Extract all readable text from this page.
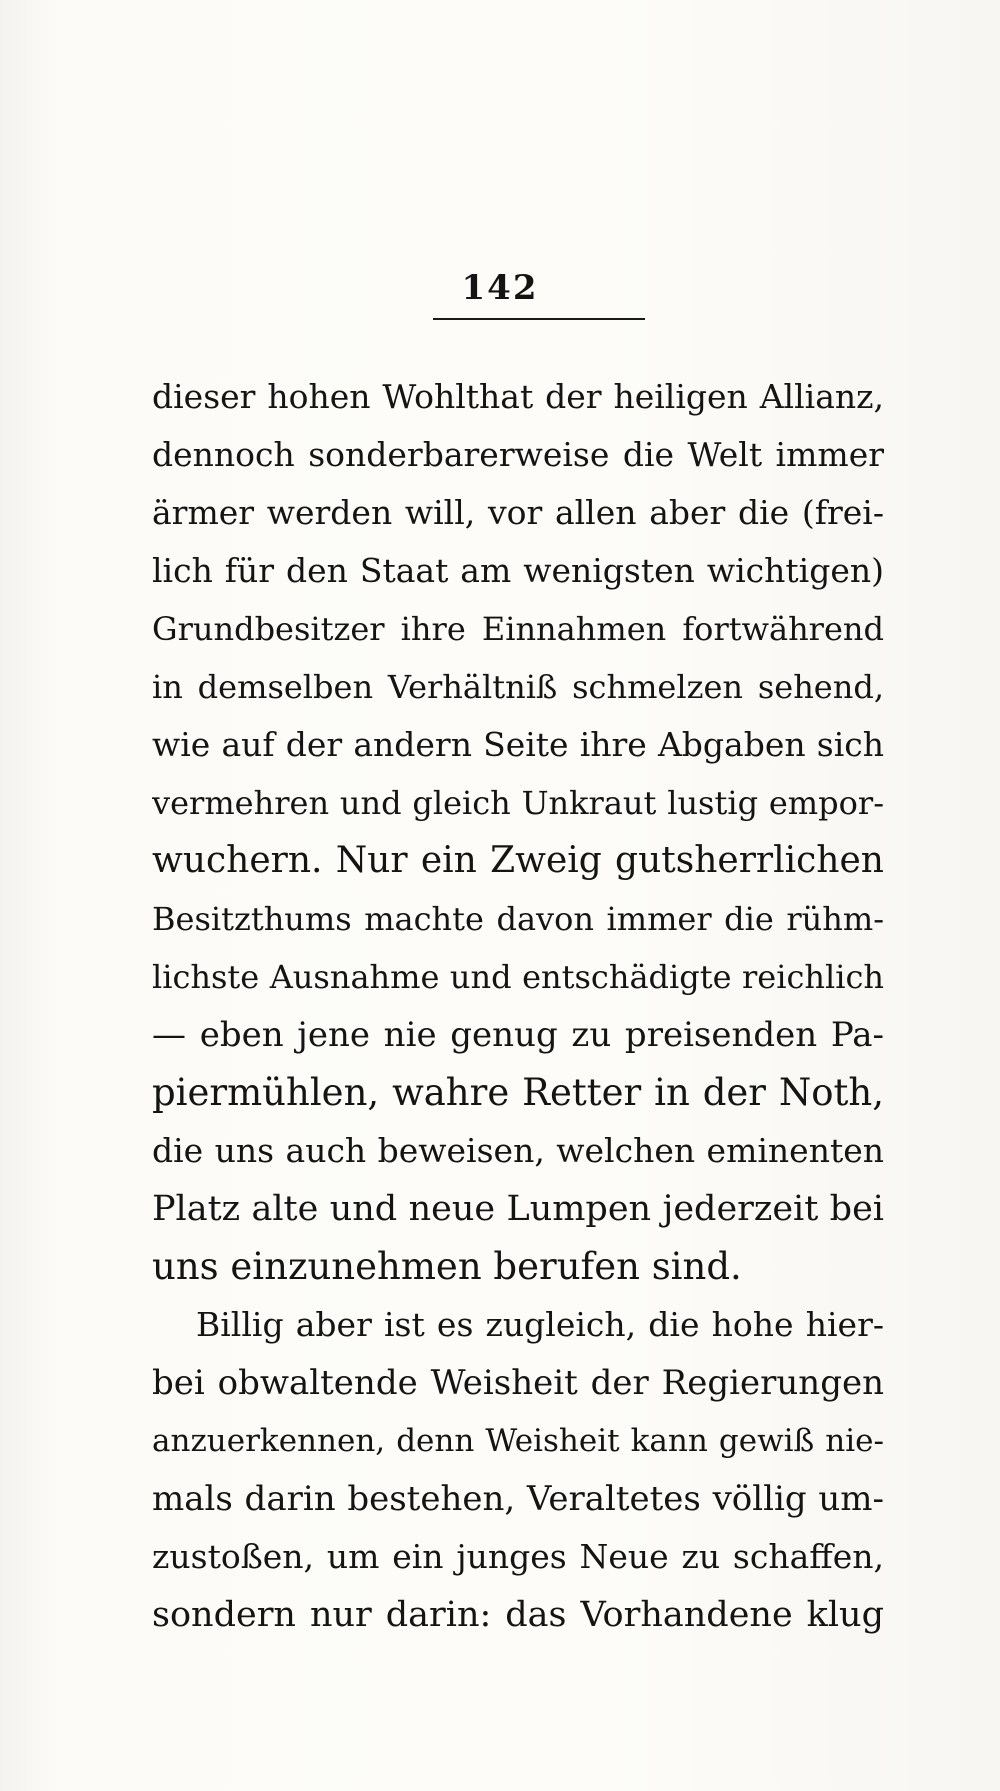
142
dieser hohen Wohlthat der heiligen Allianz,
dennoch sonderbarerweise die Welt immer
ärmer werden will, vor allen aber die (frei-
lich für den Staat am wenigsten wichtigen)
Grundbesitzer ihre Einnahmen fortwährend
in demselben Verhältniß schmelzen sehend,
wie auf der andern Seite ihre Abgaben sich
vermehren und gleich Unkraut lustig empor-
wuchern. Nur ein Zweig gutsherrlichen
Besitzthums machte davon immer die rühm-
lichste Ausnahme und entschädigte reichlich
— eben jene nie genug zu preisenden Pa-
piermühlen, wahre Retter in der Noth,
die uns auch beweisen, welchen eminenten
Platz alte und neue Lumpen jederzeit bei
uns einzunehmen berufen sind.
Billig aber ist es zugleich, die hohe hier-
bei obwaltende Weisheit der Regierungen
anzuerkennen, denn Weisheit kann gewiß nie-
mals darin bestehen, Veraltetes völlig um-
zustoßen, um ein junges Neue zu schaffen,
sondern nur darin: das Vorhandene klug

::::

Omit the pictures and restate the rest of the records verbatim.

Solution to this problem:
Extract all readable text from this page.
142
dieser hohen Wohlthat der heiligen Allianz,
dennoch sonderbarerweise die Welt immer
ärmer werden will, vor allen aber die (frei-
lich für den Staat am wenigsten wichtigen)
Grundbesitzer ihre Einnahmen fortwährend
in demselben Verhältniß schmelzen sehend,
wie auf der andern Seite ihre Abgaben sich
vermehren und gleich Unkraut lustig empor-
wuchern. Nur ein Zweig gutsherrlichen
Besitzthums machte davon immer die rühm-
lichste Ausnahme und entschädigte reichlich
— eben jene nie genug zu preisenden Pa-
piermühlen, wahre Retter in der Noth,
die uns auch beweisen, welchen eminenten
Platz alte und neue Lumpen jederzeit bei
uns einzunehmen berufen sind.
Billig aber ist es zugleich, die hohe hier-
bei obwaltende Weisheit der Regierungen
anzuerkennen, denn Weisheit kann gewiß nie-
mals darin bestehen, Veraltetes völlig um-
zustoßen, um ein junges Neue zu schaffen,
sondern nur darin: das Vorhandene klug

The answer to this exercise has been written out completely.